**GIVEN REQUEST**
Where a line holds "implementaciones", copy it.
___ ENTRIES PROVIDED
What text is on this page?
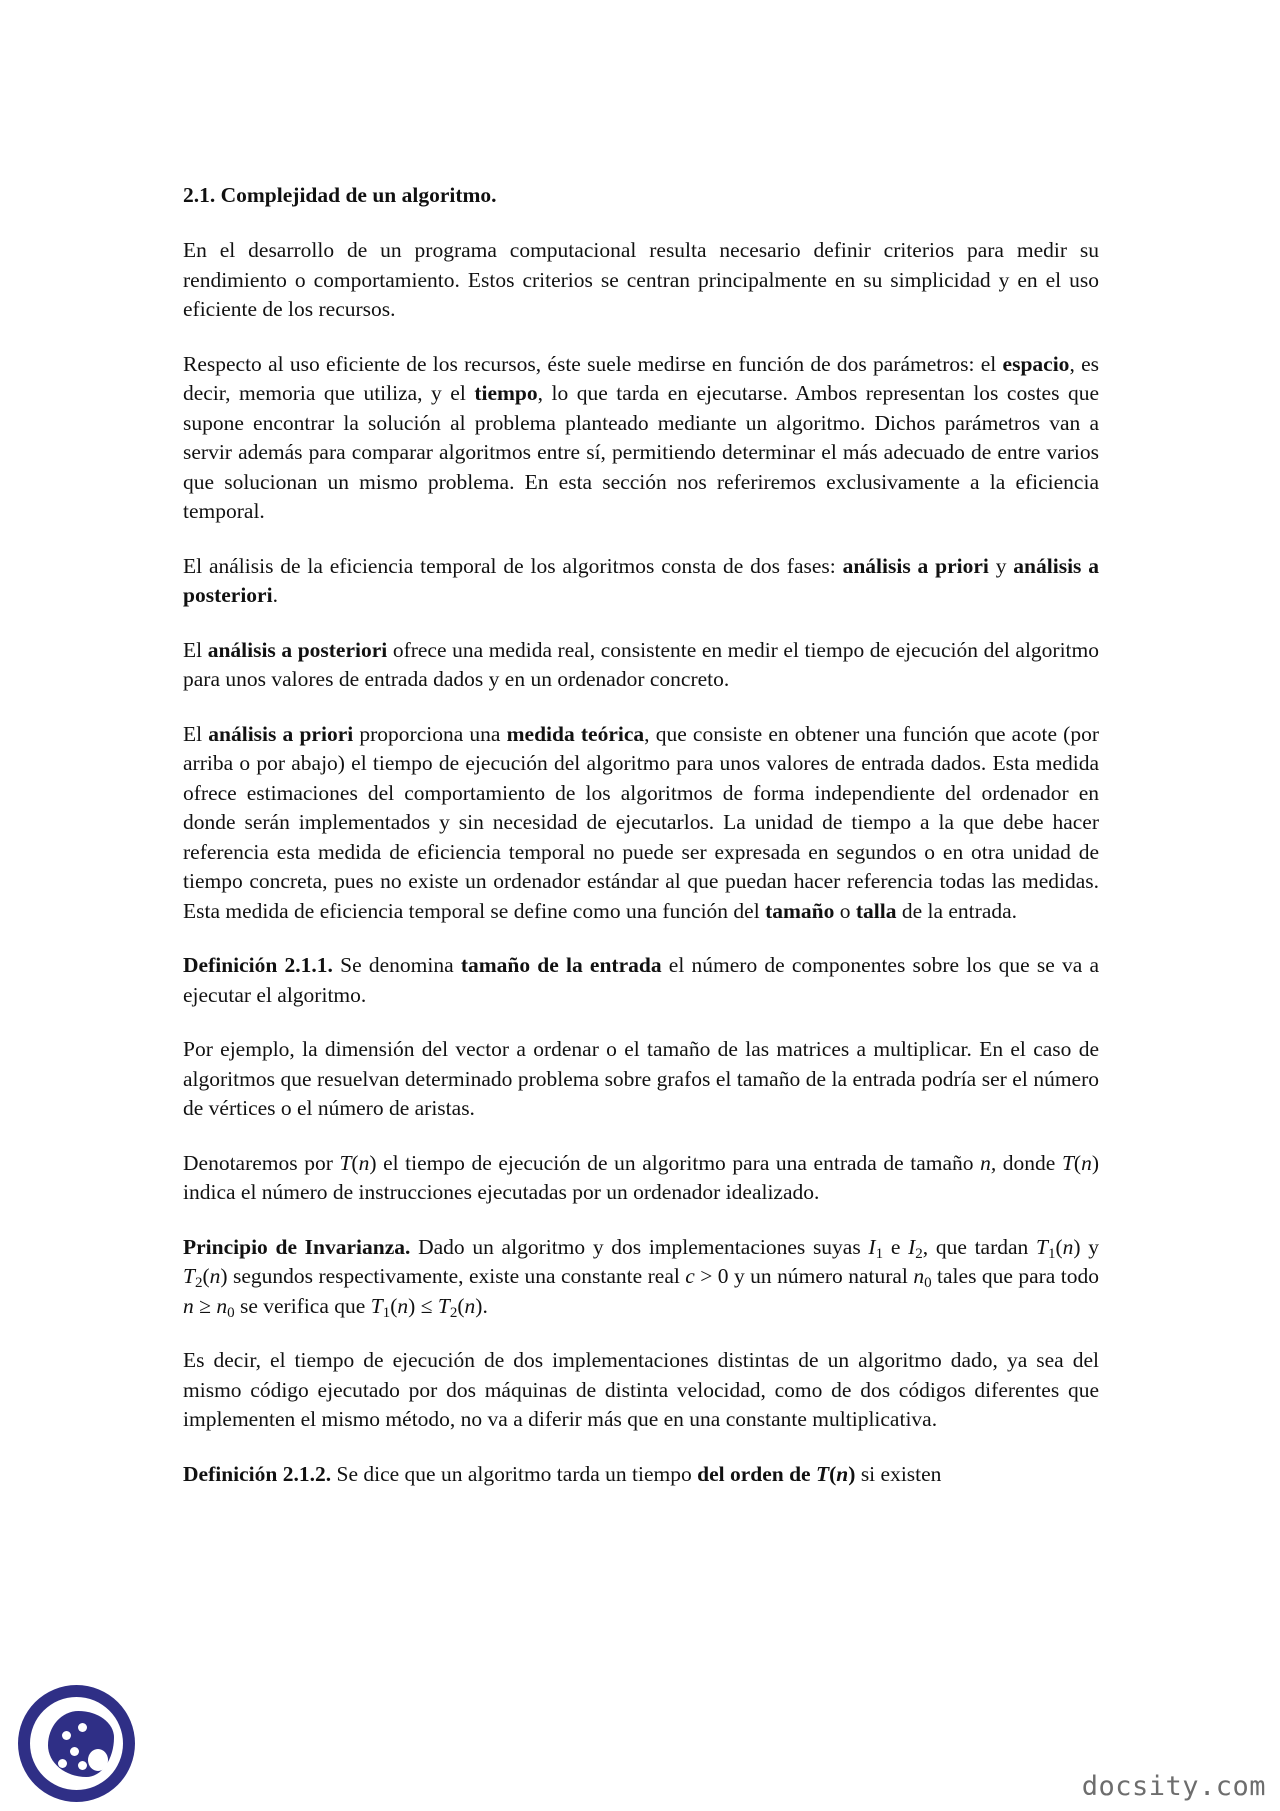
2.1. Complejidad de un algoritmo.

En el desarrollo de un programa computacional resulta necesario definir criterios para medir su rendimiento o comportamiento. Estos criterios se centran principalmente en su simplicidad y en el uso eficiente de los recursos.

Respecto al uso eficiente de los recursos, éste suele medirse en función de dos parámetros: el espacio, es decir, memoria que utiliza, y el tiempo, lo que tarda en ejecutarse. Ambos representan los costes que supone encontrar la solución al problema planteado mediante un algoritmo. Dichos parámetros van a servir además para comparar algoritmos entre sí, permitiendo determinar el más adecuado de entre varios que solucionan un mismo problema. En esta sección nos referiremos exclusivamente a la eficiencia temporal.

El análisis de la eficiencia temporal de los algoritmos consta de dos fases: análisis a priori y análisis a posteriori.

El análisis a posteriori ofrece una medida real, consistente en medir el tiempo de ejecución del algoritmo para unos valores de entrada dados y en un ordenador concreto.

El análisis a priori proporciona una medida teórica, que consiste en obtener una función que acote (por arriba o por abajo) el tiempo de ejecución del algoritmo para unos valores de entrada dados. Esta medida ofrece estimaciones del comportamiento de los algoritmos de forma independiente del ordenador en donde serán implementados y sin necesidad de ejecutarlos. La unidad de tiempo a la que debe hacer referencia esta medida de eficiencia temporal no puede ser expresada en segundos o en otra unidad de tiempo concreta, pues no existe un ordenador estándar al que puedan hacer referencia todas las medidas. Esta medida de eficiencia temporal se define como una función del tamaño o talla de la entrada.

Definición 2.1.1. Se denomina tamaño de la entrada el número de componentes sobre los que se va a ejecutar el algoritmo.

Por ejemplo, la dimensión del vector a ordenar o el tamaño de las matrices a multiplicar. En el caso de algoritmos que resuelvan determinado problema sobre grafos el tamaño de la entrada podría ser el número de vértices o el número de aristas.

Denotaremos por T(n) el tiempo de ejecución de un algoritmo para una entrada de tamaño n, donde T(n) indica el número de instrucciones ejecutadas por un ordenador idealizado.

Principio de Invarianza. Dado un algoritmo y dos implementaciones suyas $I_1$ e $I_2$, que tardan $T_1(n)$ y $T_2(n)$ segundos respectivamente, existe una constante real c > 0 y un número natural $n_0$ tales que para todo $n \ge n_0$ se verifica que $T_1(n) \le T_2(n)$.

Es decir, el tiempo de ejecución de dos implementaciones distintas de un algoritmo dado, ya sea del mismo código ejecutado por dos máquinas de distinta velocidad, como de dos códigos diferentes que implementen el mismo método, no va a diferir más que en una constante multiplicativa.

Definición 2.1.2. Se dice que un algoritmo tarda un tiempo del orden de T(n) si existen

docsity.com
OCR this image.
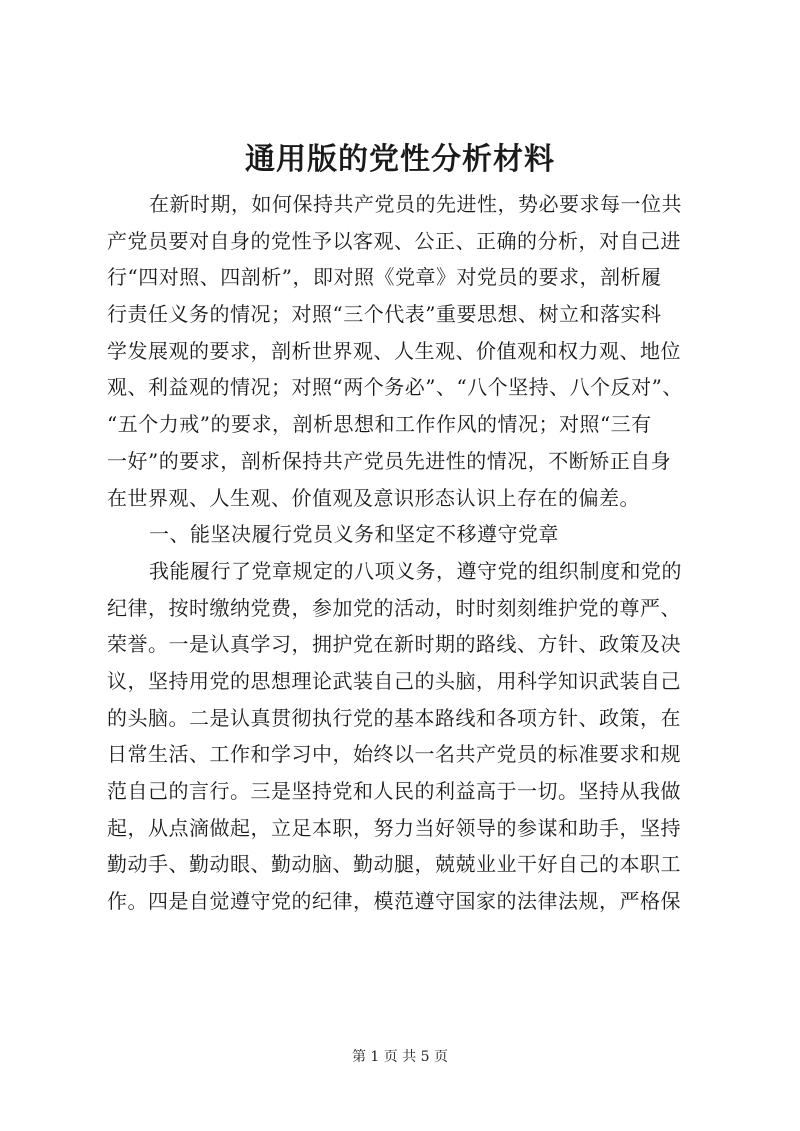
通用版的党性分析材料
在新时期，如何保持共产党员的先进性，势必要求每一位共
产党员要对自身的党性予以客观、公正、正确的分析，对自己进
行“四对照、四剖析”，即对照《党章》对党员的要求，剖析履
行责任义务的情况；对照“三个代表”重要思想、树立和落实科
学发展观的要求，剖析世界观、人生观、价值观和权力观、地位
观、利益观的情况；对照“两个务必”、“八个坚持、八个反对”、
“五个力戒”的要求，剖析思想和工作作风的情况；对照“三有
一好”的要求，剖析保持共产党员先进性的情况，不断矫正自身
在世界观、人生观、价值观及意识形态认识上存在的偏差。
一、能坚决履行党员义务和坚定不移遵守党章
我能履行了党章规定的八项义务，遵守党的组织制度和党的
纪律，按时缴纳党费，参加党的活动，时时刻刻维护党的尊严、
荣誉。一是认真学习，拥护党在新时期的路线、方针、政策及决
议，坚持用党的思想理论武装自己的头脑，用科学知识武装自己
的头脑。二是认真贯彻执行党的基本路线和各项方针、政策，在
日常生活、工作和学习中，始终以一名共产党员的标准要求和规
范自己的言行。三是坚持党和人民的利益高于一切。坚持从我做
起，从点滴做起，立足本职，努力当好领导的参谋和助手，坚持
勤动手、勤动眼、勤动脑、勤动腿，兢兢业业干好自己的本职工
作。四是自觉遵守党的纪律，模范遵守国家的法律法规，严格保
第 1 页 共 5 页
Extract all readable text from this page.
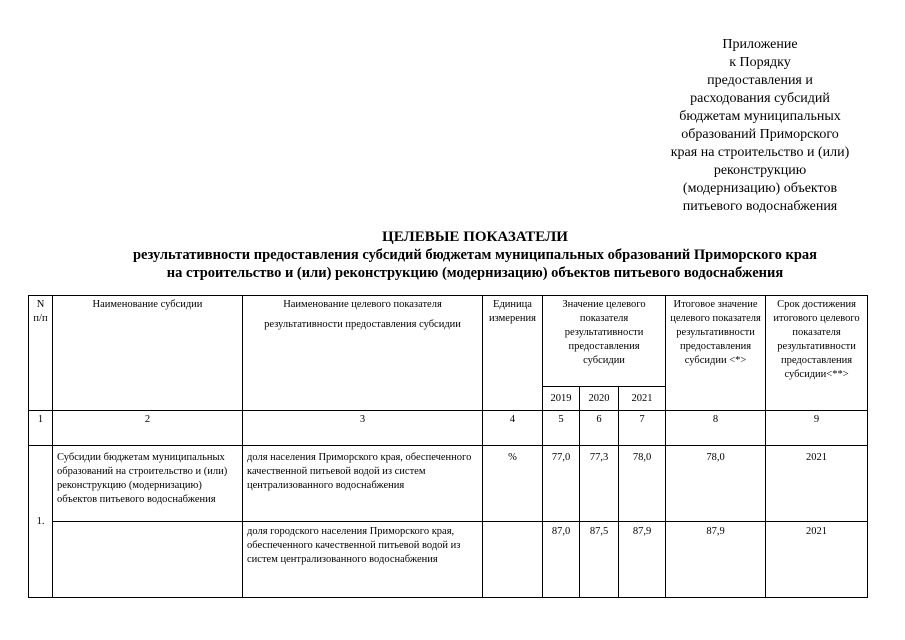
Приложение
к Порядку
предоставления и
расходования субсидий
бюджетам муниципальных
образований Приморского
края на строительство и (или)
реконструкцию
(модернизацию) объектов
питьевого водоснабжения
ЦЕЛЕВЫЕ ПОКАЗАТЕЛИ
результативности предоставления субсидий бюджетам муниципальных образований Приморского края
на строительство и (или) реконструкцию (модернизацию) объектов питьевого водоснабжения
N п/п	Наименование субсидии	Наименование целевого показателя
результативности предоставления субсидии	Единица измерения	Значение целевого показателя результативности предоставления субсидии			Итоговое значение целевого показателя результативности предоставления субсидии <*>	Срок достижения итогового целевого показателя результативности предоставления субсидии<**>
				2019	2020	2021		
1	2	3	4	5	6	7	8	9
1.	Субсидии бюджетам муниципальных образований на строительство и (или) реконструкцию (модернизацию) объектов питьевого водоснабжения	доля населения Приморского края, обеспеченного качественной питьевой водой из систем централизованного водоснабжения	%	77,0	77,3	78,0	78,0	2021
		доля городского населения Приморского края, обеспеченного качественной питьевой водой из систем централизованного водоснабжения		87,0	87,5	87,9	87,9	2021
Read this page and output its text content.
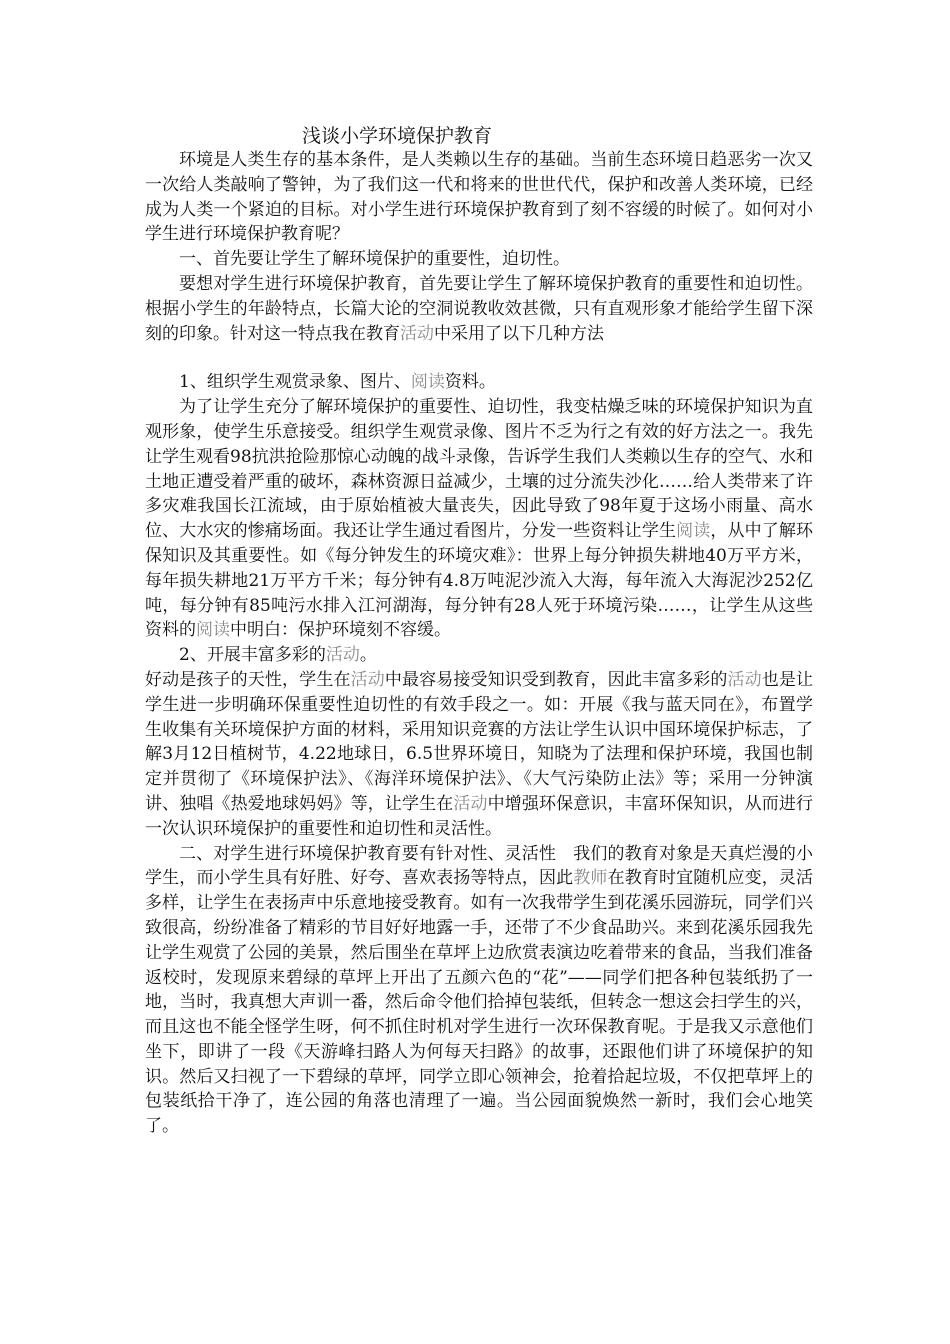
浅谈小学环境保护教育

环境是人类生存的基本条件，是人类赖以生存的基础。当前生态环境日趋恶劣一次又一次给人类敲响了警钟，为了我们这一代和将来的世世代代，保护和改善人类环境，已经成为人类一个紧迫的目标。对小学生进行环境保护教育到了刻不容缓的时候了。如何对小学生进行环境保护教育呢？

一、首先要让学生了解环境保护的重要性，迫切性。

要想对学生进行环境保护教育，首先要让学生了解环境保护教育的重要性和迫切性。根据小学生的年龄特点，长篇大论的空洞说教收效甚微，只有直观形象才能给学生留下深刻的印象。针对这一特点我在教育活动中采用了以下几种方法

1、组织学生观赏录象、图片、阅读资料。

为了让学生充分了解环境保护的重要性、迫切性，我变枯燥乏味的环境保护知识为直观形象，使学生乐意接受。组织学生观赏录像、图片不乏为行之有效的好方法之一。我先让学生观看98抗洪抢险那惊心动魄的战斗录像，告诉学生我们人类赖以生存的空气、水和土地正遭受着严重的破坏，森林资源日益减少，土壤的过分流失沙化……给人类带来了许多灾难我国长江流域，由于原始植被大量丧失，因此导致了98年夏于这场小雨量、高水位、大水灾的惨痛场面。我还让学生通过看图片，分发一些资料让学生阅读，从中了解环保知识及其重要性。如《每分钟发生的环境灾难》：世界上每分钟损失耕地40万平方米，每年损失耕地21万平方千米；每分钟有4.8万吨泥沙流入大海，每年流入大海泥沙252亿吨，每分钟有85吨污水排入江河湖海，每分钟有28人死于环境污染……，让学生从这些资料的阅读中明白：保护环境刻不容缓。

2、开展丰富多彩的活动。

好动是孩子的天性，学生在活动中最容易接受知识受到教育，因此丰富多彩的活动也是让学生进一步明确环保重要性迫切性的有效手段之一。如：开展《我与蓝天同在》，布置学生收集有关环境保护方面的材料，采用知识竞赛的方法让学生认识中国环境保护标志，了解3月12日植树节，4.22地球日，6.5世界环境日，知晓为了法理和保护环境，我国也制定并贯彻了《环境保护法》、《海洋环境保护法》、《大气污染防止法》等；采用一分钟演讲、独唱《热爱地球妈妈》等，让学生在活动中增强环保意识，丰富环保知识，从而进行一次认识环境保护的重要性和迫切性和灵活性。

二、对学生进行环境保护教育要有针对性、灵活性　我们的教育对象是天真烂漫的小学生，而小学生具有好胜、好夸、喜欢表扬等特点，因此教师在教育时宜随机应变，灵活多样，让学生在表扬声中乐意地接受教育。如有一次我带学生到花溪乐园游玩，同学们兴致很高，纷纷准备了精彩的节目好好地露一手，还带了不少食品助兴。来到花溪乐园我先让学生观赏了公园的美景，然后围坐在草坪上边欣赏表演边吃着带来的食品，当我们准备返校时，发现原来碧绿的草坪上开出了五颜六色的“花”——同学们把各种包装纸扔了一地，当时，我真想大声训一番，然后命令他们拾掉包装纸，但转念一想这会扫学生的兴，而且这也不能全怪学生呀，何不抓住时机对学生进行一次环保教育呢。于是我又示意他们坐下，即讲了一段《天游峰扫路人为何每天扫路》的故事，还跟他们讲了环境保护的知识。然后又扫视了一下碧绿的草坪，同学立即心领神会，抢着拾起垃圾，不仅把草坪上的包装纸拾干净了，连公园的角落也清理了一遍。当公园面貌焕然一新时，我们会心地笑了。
______
**WRITTEN RESPONSE**
Principio de Invarianza. Dado un algoritmo y dos implementaciones suyas $I_1$ e $I_2$, que tardan $T_1(n)$ y $T_2(n)$ segundos respectivamente, existe una constante real c > 0 y un número natural $n_0$ tales que para todo $n \ge n_0$ se verifica que $T_1(n) \le T_2(n)$.
Es decir, el tiempo de ejecución de dos implementaciones distintas de un algoritmo dado, ya sea del mismo código ejecutado por dos máquinas de distinta velocidad, como de dos códigos diferentes que implementen el mismo método, no va a diferir más que en una constante multiplicativa.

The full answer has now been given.